-- Start Information provided --

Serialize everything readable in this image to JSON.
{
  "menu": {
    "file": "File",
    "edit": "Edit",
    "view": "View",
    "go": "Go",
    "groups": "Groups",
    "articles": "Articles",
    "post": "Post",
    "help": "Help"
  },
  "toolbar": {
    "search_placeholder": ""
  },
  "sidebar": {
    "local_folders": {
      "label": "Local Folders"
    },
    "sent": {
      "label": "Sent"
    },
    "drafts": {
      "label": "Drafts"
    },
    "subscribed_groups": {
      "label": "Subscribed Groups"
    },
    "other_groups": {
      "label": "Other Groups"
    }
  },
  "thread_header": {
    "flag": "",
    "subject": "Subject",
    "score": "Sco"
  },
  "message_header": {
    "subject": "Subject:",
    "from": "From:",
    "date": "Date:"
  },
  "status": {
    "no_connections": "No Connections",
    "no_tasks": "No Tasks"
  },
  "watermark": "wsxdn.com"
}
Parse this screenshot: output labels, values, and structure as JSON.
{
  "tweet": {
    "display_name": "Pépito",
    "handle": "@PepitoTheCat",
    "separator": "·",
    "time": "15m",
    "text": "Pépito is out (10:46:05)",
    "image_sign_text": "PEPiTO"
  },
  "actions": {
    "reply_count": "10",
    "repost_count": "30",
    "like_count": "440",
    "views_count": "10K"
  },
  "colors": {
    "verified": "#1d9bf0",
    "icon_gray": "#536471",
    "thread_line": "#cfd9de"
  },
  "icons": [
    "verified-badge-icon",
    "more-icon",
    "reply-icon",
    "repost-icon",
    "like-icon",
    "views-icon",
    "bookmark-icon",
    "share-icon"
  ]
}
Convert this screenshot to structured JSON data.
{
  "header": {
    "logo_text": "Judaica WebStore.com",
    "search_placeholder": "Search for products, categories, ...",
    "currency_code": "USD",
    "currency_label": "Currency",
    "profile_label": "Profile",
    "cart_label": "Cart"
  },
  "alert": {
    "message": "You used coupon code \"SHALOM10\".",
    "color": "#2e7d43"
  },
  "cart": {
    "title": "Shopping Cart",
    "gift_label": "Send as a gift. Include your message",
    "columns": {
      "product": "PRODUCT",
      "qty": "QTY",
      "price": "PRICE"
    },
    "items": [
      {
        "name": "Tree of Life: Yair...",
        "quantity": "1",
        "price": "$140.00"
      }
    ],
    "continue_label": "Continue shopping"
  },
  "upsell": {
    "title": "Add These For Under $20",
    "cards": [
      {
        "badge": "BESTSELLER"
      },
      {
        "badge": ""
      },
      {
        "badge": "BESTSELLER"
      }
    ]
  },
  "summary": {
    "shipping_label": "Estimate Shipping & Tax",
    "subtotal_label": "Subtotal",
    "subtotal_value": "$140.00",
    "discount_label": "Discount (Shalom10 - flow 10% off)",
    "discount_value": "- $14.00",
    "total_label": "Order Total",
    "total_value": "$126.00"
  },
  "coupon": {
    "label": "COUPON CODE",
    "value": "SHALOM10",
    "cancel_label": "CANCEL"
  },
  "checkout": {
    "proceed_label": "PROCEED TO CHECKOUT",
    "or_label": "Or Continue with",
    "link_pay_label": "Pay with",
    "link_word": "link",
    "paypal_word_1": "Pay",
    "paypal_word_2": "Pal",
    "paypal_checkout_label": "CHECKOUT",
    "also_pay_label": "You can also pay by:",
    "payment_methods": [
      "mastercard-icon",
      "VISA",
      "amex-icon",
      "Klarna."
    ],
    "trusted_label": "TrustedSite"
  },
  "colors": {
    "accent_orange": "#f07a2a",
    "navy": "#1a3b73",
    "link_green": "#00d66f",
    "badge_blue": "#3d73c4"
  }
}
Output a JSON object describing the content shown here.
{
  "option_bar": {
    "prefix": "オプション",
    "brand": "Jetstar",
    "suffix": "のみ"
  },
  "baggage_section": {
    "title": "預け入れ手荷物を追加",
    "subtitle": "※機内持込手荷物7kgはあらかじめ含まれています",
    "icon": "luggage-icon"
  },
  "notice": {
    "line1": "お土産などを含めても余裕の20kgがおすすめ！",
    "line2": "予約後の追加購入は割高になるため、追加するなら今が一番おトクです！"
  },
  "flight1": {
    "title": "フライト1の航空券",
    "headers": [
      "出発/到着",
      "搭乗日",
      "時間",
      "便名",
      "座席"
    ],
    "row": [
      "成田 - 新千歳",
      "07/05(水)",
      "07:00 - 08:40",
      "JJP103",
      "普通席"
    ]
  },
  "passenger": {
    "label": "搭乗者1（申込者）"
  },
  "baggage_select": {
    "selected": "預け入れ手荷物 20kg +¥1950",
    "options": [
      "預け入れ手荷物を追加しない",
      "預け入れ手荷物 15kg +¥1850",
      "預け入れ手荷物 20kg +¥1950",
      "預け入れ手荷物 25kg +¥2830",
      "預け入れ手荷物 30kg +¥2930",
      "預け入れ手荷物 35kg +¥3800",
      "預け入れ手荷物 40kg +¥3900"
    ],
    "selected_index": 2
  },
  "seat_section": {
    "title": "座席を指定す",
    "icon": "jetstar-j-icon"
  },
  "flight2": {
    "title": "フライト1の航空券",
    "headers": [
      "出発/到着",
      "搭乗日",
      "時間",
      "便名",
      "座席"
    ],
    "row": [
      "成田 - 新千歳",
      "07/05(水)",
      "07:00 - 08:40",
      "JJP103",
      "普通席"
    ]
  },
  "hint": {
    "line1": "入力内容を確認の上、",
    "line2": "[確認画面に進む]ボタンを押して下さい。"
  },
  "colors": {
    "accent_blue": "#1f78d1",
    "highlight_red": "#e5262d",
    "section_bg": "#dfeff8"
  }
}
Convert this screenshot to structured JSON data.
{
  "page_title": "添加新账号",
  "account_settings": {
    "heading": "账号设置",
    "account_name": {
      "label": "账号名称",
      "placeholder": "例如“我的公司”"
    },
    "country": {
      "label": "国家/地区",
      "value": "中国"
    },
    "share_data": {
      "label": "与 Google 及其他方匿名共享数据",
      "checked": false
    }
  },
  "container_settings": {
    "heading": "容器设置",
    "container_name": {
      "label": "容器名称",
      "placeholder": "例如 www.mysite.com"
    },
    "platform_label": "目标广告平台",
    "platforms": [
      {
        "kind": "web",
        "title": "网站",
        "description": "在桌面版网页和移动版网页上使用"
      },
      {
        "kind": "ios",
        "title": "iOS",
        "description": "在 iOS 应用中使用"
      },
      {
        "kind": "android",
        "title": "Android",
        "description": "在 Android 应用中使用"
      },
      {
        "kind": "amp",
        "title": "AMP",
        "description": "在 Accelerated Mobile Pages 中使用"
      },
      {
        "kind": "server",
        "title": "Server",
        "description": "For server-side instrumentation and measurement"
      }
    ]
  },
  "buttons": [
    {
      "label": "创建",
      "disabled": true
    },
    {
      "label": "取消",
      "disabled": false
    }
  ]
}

-- End Information provided --

Aim of the task:
Each line of the material must be restated exactly.

Output for this exercise:
Serialize everything readable in this image to JSON.
{
  "menu": {
    "file": "File",
    "edit": "Edit",
    "view": "View",
    "go": "Go",
    "groups": "Groups",
    "articles": "Articles",
    "post": "Post",
    "help": "Help"
  },
  "toolbar": {
    "search_placeholder": ""
  },
  "sidebar": {
    "local_folders": {
      "label": "Local Folders"
    },
    "sent": {
      "label": "Sent"
    },
    "drafts": {
      "label": "Drafts"
    },
    "subscribed_groups": {
      "label": "Subscribed Groups"
    },
    "other_groups": {
      "label": "Other Groups"
    }
  },
  "thread_header": {
    "flag": "",
    "subject": "Subject",
    "score": "Sco"
  },
  "message_header": {
    "subject": "Subject:",
    "from": "From:",
    "date": "Date:"
  },
  "status": {
    "no_connections": "No Connections",
    "no_tasks": "No Tasks"
  },
  "watermark": "wsxdn.com"
}
Parse this screenshot: output labels, values, and structure as JSON.
{
  "tweet": {
    "display_name": "Pépito",
    "handle": "@PepitoTheCat",
    "separator": "·",
    "time": "15m",
    "text": "Pépito is out (10:46:05)",
    "image_sign_text": "PEPiTO"
  },
  "actions": {
    "reply_count": "10",
    "repost_count": "30",
    "like_count": "440",
    "views_count": "10K"
  },
  "colors": {
    "verified": "#1d9bf0",
    "icon_gray": "#536471",
    "thread_line": "#cfd9de"
  },
  "icons": [
    "verified-badge-icon",
    "more-icon",
    "reply-icon",
    "repost-icon",
    "like-icon",
    "views-icon",
    "bookmark-icon",
    "share-icon"
  ]
}
Convert this screenshot to structured JSON data.
{
  "header": {
    "logo_text": "Judaica WebStore.com",
    "search_placeholder": "Search for products, categories, ...",
    "currency_code": "USD",
    "currency_label": "Currency",
    "profile_label": "Profile",
    "cart_label": "Cart"
  },
  "alert": {
    "message": "You used coupon code \"SHALOM10\".",
    "color": "#2e7d43"
  },
  "cart": {
    "title": "Shopping Cart",
    "gift_label": "Send as a gift. Include your message",
    "columns": {
      "product": "PRODUCT",
      "qty": "QTY",
      "price": "PRICE"
    },
    "items": [
      {
        "name": "Tree of Life: Yair...",
        "quantity": "1",
        "price": "$140.00"
      }
    ],
    "continue_label": "Continue shopping"
  },
  "upsell": {
    "title": "Add These For Under $20",
    "cards": [
      {
        "badge": "BESTSELLER"
      },
      {
        "badge": ""
      },
      {
        "badge": "BESTSELLER"
      }
    ]
  },
  "summary": {
    "shipping_label": "Estimate Shipping & Tax",
    "subtotal_label": "Subtotal",
    "subtotal_value": "$140.00",
    "discount_label": "Discount (Shalom10 - flow 10% off)",
    "discount_value": "- $14.00",
    "total_label": "Order Total",
    "total_value": "$126.00"
  },
  "coupon": {
    "label": "COUPON CODE",
    "value": "SHALOM10",
    "cancel_label": "CANCEL"
  },
  "checkout": {
    "proceed_label": "PROCEED TO CHECKOUT",
    "or_label": "Or Continue with",
    "link_pay_label": "Pay with",
    "link_word": "link",
    "paypal_word_1": "Pay",
    "paypal_word_2": "Pal",
    "paypal_checkout_label": "CHECKOUT",
    "also_pay_label": "You can also pay by:",
    "payment_methods": [
      "mastercard-icon",
      "VISA",
      "amex-icon",
      "Klarna."
    ],
    "trusted_label": "TrustedSite"
  },
  "colors": {
    "accent_orange": "#f07a2a",
    "navy": "#1a3b73",
    "link_green": "#00d66f",
    "badge_blue": "#3d73c4"
  }
}
Output a JSON object describing the content shown here.
{
  "option_bar": {
    "prefix": "オプション",
    "brand": "Jetstar",
    "suffix": "のみ"
  },
  "baggage_section": {
    "title": "預け入れ手荷物を追加",
    "subtitle": "※機内持込手荷物7kgはあらかじめ含まれています",
    "icon": "luggage-icon"
  },
  "notice": {
    "line1": "お土産などを含めても余裕の20kgがおすすめ！",
    "line2": "予約後の追加購入は割高になるため、追加するなら今が一番おトクです！"
  },
  "flight1": {
    "title": "フライト1の航空券",
    "headers": [
      "出発/到着",
      "搭乗日",
      "時間",
      "便名",
      "座席"
    ],
    "row": [
      "成田 - 新千歳",
      "07/05(水)",
      "07:00 - 08:40",
      "JJP103",
      "普通席"
    ]
  },
  "passenger": {
    "label": "搭乗者1（申込者）"
  },
  "baggage_select": {
    "selected": "預け入れ手荷物 20kg +¥1950",
    "options": [
      "預け入れ手荷物を追加しない",
      "預け入れ手荷物 15kg +¥1850",
      "預け入れ手荷物 20kg +¥1950",
      "預け入れ手荷物 25kg +¥2830",
      "預け入れ手荷物 30kg +¥2930",
      "預け入れ手荷物 35kg +¥3800",
      "預け入れ手荷物 40kg +¥3900"
    ],
    "selected_index": 2
  },
  "seat_section": {
    "title": "座席を指定す",
    "icon": "jetstar-j-icon"
  },
  "flight2": {
    "title": "フライト1の航空券",
    "headers": [
      "出発/到着",
      "搭乗日",
      "時間",
      "便名",
      "座席"
    ],
    "row": [
      "成田 - 新千歳",
      "07/05(水)",
      "07:00 - 08:40",
      "JJP103",
      "普通席"
    ]
  },
  "hint": {
    "line1": "入力内容を確認の上、",
    "line2": "[確認画面に進む]ボタンを押して下さい。"
  },
  "colors": {
    "accent_blue": "#1f78d1",
    "highlight_red": "#e5262d",
    "section_bg": "#dfeff8"
  }
}
Convert this screenshot to structured JSON data.
{
  "page_title": "添加新账号",
  "account_settings": {
    "heading": "账号设置",
    "account_name": {
      "label": "账号名称",
      "placeholder": "例如“我的公司”"
    },
    "country": {
      "label": "国家/地区",
      "value": "中国"
    },
    "share_data": {
      "label": "与 Google 及其他方匿名共享数据",
      "checked": false
    }
  },
  "container_settings": {
    "heading": "容器设置",
    "container_name": {
      "label": "容器名称",
      "placeholder": "例如 www.mysite.com"
    },
    "platform_label": "目标广告平台",
    "platforms": [
      {
        "kind": "web",
        "title": "网站",
        "description": "在桌面版网页和移动版网页上使用"
      },
      {
        "kind": "ios",
        "title": "iOS",
        "description": "在 iOS 应用中使用"
      },
      {
        "kind": "android",
        "title": "Android",
        "description": "在 Android 应用中使用"
      },
      {
        "kind": "amp",
        "title": "AMP",
        "description": "在 Accelerated Mobile Pages 中使用"
      },
      {
        "kind": "server",
        "title": "Server",
        "description": "For server-side instrumentation and measurement"
      }
    ]
  },
  "buttons": [
    {
      "label": "创建",
      "disabled": true
    },
    {
      "label": "取消",
      "disabled": false
    }
  ]
}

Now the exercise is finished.